Text shown >>

Thursday, August 6, 2015

Thursday, July 2, 2015

Three new e-books

Quite some time ago I started Big Wheel Books to publish e-books of some of my earlier titles. (You can read more about it on my site, caryfagan.com, including a description of how I went about it.) Three new titles have just been added, and are available for Kindle, Kobo, other readers, and your laptop or tablet. Once again, I've priced them at only $4.99 each (or less) so you can read them over a glass of something nice. Cheers!

Tuesday, May 12, 2015

100 Best Canadian Children's Books of All Time

Today's Parent magazine has just published their list of the "100 Best Canadian Kids Books of All Time." I was pretty pleased to see my own Mr. Zinger's Hat on it. I'm going to read some of the books that I'm unfamiliar with.

Friday, May 1, 2015

Hello, Saskatchewan!

I'm very excited to be heading to Saskatchewan tomorrow for a Children's Book Week tour of Saskatoon and surroundings. I'll by driving myself for the first few days and hope to get a better sense of the landscape which made such a striking impression on me when I drove through the province some thirty years ago. I'm especially looking forward to Prince Albert National Park, where I plan to go on Sunday before the tour begins. And then it's on to Prince Albert, Nipawin, Melfort, Lake Lenore, Saskatoon, Langham, North Battleford, and Meadow Lake. How great is that? It'll be a treat to meet all the kids, teachers, and librarians along the way.

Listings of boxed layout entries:
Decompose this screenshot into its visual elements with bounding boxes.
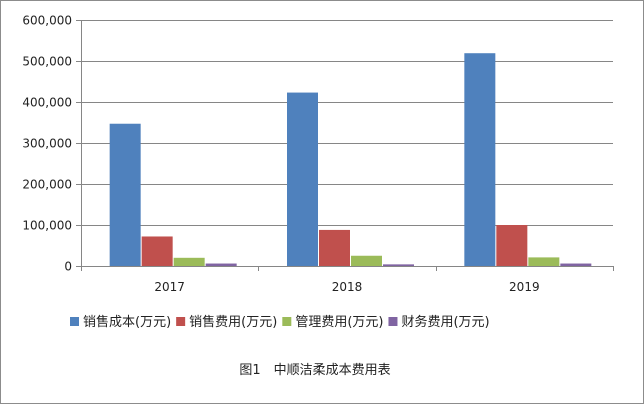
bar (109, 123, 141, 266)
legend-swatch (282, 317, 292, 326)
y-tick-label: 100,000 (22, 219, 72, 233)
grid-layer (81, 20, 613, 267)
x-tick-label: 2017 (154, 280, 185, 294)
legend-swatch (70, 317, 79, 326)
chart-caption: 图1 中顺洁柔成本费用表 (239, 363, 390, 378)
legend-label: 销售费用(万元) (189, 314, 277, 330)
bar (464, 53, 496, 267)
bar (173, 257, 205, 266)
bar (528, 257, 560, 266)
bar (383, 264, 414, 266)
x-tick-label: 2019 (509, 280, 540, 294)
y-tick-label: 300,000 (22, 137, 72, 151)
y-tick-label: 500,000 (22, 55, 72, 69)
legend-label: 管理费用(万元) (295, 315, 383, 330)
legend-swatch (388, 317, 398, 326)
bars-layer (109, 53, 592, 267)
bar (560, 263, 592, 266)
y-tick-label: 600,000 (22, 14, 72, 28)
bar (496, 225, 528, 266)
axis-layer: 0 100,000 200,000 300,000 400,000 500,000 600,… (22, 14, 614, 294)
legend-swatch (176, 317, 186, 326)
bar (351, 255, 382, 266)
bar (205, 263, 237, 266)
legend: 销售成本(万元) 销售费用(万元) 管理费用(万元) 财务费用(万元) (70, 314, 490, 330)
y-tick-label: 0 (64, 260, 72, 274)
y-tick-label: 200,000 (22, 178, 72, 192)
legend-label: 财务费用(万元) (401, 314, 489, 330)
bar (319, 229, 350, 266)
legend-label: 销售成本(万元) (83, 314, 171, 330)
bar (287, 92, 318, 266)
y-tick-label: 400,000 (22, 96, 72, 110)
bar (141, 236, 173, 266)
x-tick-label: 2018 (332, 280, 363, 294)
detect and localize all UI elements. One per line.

* * *

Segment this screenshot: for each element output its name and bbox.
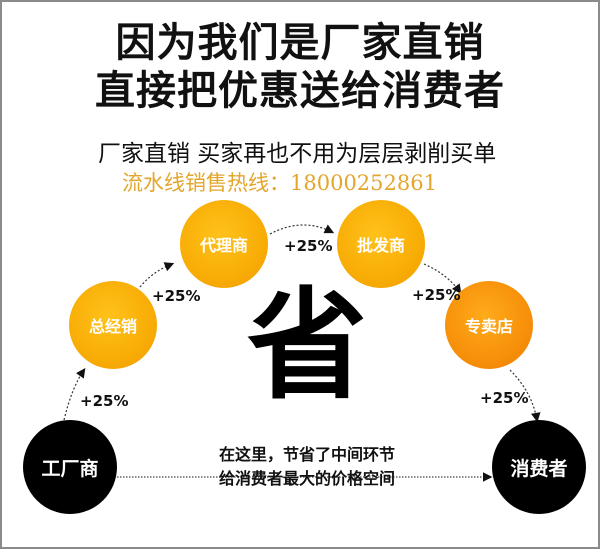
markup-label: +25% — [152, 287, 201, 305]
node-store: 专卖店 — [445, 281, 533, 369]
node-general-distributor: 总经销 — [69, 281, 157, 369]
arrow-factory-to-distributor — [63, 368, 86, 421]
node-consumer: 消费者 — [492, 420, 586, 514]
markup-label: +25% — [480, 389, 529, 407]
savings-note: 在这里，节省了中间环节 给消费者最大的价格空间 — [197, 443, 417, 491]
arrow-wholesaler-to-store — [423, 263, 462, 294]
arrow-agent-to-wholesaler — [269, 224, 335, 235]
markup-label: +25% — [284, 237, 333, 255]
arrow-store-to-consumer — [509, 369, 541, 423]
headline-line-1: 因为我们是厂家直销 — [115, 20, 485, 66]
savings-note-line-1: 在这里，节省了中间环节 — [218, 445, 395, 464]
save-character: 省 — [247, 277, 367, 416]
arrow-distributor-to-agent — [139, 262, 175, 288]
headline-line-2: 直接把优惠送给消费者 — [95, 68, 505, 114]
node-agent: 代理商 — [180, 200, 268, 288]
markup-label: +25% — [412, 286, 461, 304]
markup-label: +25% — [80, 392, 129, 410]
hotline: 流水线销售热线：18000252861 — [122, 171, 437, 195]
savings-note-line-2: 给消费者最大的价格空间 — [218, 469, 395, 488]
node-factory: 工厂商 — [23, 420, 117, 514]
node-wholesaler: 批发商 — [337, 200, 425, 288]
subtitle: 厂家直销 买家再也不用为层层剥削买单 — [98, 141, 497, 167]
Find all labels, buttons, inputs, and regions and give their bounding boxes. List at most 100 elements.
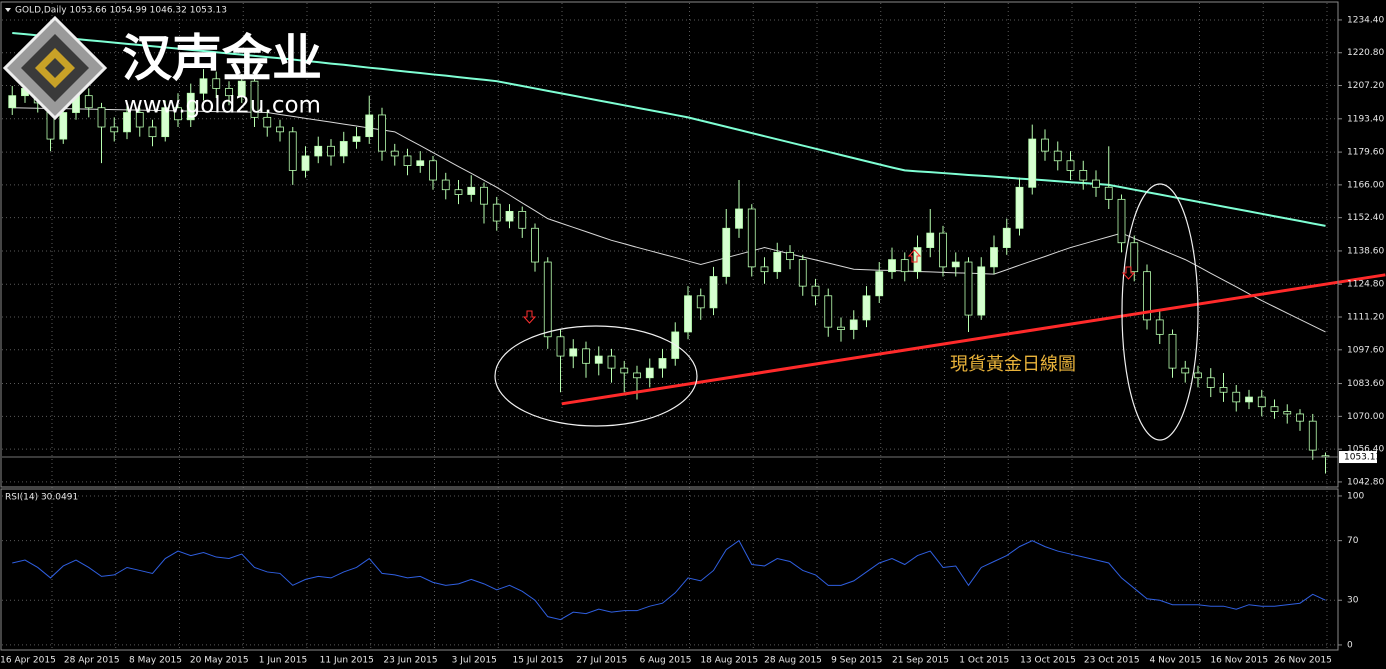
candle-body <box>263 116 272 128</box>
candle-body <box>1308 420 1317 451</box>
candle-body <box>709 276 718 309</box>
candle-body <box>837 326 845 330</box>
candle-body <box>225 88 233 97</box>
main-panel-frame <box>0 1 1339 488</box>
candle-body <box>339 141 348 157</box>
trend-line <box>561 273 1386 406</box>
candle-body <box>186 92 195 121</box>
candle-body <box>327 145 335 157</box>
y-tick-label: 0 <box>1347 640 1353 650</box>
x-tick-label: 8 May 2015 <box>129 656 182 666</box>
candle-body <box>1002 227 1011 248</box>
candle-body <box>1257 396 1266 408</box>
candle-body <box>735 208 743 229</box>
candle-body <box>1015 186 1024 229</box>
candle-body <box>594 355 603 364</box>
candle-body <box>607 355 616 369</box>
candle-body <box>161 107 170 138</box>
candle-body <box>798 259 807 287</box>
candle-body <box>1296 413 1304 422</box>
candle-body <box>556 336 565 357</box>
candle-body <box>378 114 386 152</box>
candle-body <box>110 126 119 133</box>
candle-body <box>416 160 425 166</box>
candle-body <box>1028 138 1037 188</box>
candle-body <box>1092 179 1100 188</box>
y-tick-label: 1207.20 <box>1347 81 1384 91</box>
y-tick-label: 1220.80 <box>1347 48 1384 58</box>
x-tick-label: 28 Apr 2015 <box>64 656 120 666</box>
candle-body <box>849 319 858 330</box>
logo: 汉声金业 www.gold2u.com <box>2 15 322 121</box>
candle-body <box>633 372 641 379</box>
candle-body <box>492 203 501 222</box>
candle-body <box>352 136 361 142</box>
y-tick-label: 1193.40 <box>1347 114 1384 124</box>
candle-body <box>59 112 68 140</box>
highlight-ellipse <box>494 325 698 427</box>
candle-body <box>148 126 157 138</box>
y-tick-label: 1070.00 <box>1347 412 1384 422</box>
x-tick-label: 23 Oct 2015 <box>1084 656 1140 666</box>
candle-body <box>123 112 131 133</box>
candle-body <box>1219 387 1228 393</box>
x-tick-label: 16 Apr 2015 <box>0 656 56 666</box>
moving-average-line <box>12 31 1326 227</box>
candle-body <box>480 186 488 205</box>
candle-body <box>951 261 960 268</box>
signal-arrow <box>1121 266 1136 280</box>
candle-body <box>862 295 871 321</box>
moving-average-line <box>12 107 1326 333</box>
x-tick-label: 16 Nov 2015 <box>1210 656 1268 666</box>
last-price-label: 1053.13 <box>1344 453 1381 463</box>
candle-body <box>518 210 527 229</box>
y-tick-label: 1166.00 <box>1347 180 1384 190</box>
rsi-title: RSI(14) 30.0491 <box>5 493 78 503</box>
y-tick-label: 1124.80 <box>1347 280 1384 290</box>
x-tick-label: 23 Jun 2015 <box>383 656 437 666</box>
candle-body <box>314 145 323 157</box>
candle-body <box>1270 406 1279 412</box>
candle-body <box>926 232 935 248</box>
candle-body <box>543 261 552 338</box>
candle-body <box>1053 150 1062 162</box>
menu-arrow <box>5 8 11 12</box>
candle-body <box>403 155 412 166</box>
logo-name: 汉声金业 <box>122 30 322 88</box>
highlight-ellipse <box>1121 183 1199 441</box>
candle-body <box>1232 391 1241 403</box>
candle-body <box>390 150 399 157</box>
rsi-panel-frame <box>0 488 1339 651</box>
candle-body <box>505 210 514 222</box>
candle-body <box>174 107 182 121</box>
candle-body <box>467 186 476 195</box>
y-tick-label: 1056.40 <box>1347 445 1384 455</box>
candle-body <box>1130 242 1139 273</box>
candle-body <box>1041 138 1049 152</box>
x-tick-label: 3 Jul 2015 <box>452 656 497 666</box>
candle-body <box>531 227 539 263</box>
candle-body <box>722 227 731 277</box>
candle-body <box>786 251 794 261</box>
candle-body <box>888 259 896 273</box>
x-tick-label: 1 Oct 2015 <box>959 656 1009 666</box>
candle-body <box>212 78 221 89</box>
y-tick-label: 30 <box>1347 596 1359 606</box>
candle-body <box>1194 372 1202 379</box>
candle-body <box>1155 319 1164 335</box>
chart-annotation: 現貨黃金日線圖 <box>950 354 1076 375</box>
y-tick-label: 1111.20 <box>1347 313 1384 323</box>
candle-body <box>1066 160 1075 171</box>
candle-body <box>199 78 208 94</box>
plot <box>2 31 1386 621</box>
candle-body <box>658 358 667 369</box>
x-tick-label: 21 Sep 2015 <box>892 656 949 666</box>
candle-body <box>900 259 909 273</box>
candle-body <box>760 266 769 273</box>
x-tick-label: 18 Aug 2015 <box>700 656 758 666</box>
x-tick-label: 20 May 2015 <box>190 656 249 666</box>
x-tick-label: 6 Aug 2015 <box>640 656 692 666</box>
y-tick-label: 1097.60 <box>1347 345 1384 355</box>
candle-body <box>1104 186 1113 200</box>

Task list >>
a: Copy the entries verbatim, starting at the line containing "markup-label: +25% — [152, 287, 201, 305]" and ending at the line containing "Find all labels, buttons, inputs, and", both lines included.
b: Pick up the book-news blog excerpt after its final sentence about the Saskatchewan tour and write what comes next.
These entries bear no relation to the book-news blog excerpt.

Answers for this exercise >>
a:
markup-label: +25% — [152, 287, 201, 305]
node-store: 专卖店 — [445, 281, 533, 369]
node-general-distributor: 总经销 — [69, 281, 157, 369]
arrow-factory-to-distributor — [63, 368, 86, 421]
node-consumer: 消费者 — [492, 420, 586, 514]
markup-label: +25% — [480, 389, 529, 407]
savings-note: 在这里，节省了中间环节 给消费者最大的价格空间 — [197, 443, 417, 491]
arrow-wholesaler-to-store — [423, 263, 462, 294]
arrow-agent-to-wholesaler — [269, 224, 335, 235]
markup-label: +25% — [284, 237, 333, 255]
arrow-store-to-consumer — [509, 369, 541, 423]
headline-line-1: 因为我们是厂家直销 — [115, 20, 485, 66]
savings-note-line-1: 在这里，节省了中间环节 — [218, 445, 395, 464]
save-character: 省 — [247, 277, 367, 416]
arrow-distributor-to-agent — [139, 262, 175, 288]
headline-line-2: 直接把优惠送给消费者 — [95, 68, 505, 114]
node-agent: 代理商 — [180, 200, 268, 288]
markup-label: +25% — [412, 286, 461, 304]
markup-label: +25% — [80, 392, 129, 410]
hotline: 流水线销售热线：18000252861 — [122, 171, 437, 195]
savings-note-line-2: 给消费者最大的价格空间 — [218, 469, 395, 488]
node-factory: 工厂商 — [23, 420, 117, 514]
node-wholesaler: 批发商 — [337, 200, 425, 288]
subtitle: 厂家直销 买家再也不用为层层剥削买单 — [98, 141, 497, 167]
Find all labels, buttons, inputs, and regions and give their bounding boxes. List at most 100 elements.

b:
Wednesday, March 25, 2015

Goodbye to Descant

Descant was one of the first literary journals I discovered when I was eighteen years old. I found it on the magazine rack in the old Yorkville Book Cellar and I marvelled at its handsome appearance and the exciting fiction and poetry inside. And when I was twenty it was the first journal to accept a story of mine; reading that acceptance letter was a thrilling experience. (My story was, not inappropriately, a satire on getting rejected, and I still remember the editor writing, "Yes, yes, yes, yes....") The journal has long been a great booster of new and young writers and it's a genuine loss to have its run end after 45 years. I'm going to drop in on the farewell celebration, tonight starting at 7 p.m. at Revival on College St. here in Toronto. I want to give editor Karen Mulhallen a hug and a thank-you. And a thanks to all the editors and staff who worked on the journal over the years.

Tuesday, March 3, 2015

New Stories

When my collection, My Life Among the Apes, came out in 1212 I was pretty well tapped-out story-wise. So I sat down to begin some new stories and wrote a handful of first drafts one after another. I've been slowly revising them and the first story to appear, "Westfalia," has been published in the latest Taddle Creek. (You can read it online at: https://www.taddlecreekmag.com/westfalia.) I have finished a couple of others and in the next months they will appear in Geist and in Numero Cinq, an online journal edited by Douglas Glover. These stories seem to me in keeping with the earlier work, a step forward rather than a radical change of direction.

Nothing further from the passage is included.